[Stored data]
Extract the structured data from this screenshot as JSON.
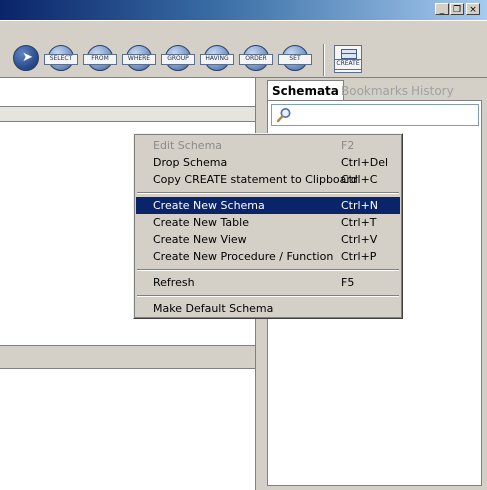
{
  "window": {
    "buttons": [
      {
        "name": "minimize",
        "glyph": "_"
      },
      {
        "name": "restore",
        "glyph": "❐"
      },
      {
        "name": "close",
        "glyph": "×"
      }
    ]
  },
  "toolbar": {
    "tools": [
      {
        "label": "SELECT"
      },
      {
        "label": "FROM"
      },
      {
        "label": "WHERE"
      },
      {
        "label": "GROUP"
      },
      {
        "label": "HAVING"
      },
      {
        "label": "ORDER"
      },
      {
        "label": "SET"
      }
    ],
    "create_label": "CREATE"
  },
  "right_panel": {
    "tabs": [
      {
        "label": "Schemata",
        "active": true
      },
      {
        "label": "Bookmarks",
        "active": false
      },
      {
        "label": "History",
        "active": false
      }
    ]
  },
  "context_menu": {
    "items": [
      {
        "label": "Edit Schema",
        "shortcut": "F2",
        "disabled": true
      },
      {
        "label": "Drop Schema",
        "shortcut": "Ctrl+Del"
      },
      {
        "label": "Copy CREATE statement to Clipboard",
        "shortcut": "Ctrl+C"
      },
      {
        "label": "Create New Schema",
        "shortcut": "Ctrl+N",
        "highlighted": true
      },
      {
        "label": "Create New Table",
        "shortcut": "Ctrl+T"
      },
      {
        "label": "Create New View",
        "shortcut": "Ctrl+V"
      },
      {
        "label": "Create New Procedure / Function",
        "shortcut": "Ctrl+P"
      },
      {
        "label": "Refresh",
        "shortcut": "F5"
      },
      {
        "label": "Make Default Schema",
        "shortcut": ""
      }
    ]
  },
  "colors": {
    "menu_highlight": "#0a246a",
    "chrome": "#d4d0c8"
  }
}
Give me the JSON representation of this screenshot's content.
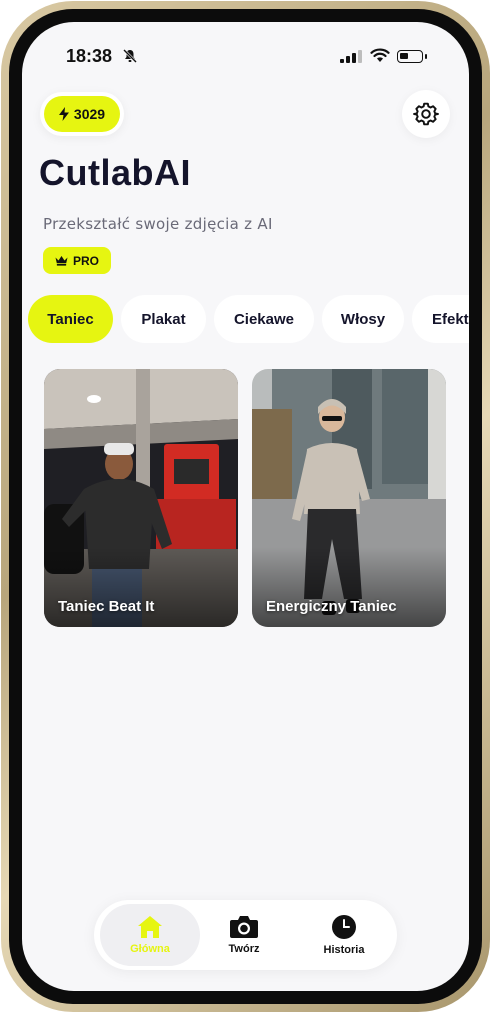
{
  "status_bar": {
    "time": "18:38"
  },
  "header": {
    "credits": "3029",
    "title": "CutlabAI",
    "subtitle": "Przekształć swoje zdjęcia z AI",
    "pro_label": "PRO"
  },
  "tabs": [
    {
      "label": "Taniec",
      "active": true
    },
    {
      "label": "Plakat",
      "active": false
    },
    {
      "label": "Ciekawe",
      "active": false
    },
    {
      "label": "Włosy",
      "active": false
    },
    {
      "label": "Efekt",
      "active": false
    }
  ],
  "cards": [
    {
      "label": "Taniec Beat It"
    },
    {
      "label": "Energiczny Taniec"
    }
  ],
  "bottom_nav": [
    {
      "label": "Główna",
      "icon": "home-icon",
      "active": true
    },
    {
      "label": "Twórz",
      "icon": "camera-icon",
      "active": false
    },
    {
      "label": "Historia",
      "icon": "clock-icon",
      "active": false
    }
  ],
  "colors": {
    "accent": "#e6f511",
    "text": "#14142b",
    "background": "#f7f7f9"
  }
}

Written request → In the records above, locate every line with the string "Ctrl" and copy it.

The reply →
        "shortcut": "Ctrl+Del"
        "shortcut": "Ctrl+C"
        "shortcut": "Ctrl+N",
        "shortcut": "Ctrl+T"
        "shortcut": "Ctrl+V"
        "shortcut": "Ctrl+P"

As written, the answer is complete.